## Problem description:
Reproduce all of the data exactly.

· · ·

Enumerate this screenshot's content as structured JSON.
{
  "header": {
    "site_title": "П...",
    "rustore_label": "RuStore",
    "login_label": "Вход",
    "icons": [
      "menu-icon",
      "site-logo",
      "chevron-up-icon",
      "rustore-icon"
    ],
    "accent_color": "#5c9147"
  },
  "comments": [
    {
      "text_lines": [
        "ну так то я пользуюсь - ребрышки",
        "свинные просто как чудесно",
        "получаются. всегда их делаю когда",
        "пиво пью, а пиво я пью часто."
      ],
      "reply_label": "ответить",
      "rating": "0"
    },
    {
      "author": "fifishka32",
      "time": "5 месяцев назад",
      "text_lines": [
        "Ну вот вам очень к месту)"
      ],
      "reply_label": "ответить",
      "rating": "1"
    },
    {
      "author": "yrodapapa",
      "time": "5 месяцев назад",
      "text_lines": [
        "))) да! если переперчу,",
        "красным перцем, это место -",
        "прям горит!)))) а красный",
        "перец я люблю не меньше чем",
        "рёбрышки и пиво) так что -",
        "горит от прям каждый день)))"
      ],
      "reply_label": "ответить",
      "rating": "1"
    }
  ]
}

· · ·

## Reply to the task:
Enumerate this screenshot's content as structured JSON.
{
  "header": {
    "site_title": "П...",
    "rustore_label": "RuStore",
    "login_label": "Вход",
    "icons": [
      "menu-icon",
      "site-logo",
      "chevron-up-icon",
      "rustore-icon"
    ],
    "accent_color": "#5c9147"
  },
  "comments": [
    {
      "text_lines": [
        "ну так то я пользуюсь - ребрышки",
        "свинные просто как чудесно",
        "получаются. всегда их делаю когда",
        "пиво пью, а пиво я пью часто."
      ],
      "reply_label": "ответить",
      "rating": "0"
    },
    {
      "author": "fifishka32",
      "time": "5 месяцев назад",
      "text_lines": [
        "Ну вот вам очень к месту)"
      ],
      "reply_label": "ответить",
      "rating": "1"
    },
    {
      "author": "yrodapapa",
      "time": "5 месяцев назад",
      "text_lines": [
        "))) да! если переперчу,",
        "красным перцем, это место -",
        "прям горит!)))) а красный",
        "перец я люблю не меньше чем",
        "рёбрышки и пиво) так что -",
        "горит от прям каждый день)))"
      ],
      "reply_label": "ответить",
      "rating": "1"
    }
  ]
}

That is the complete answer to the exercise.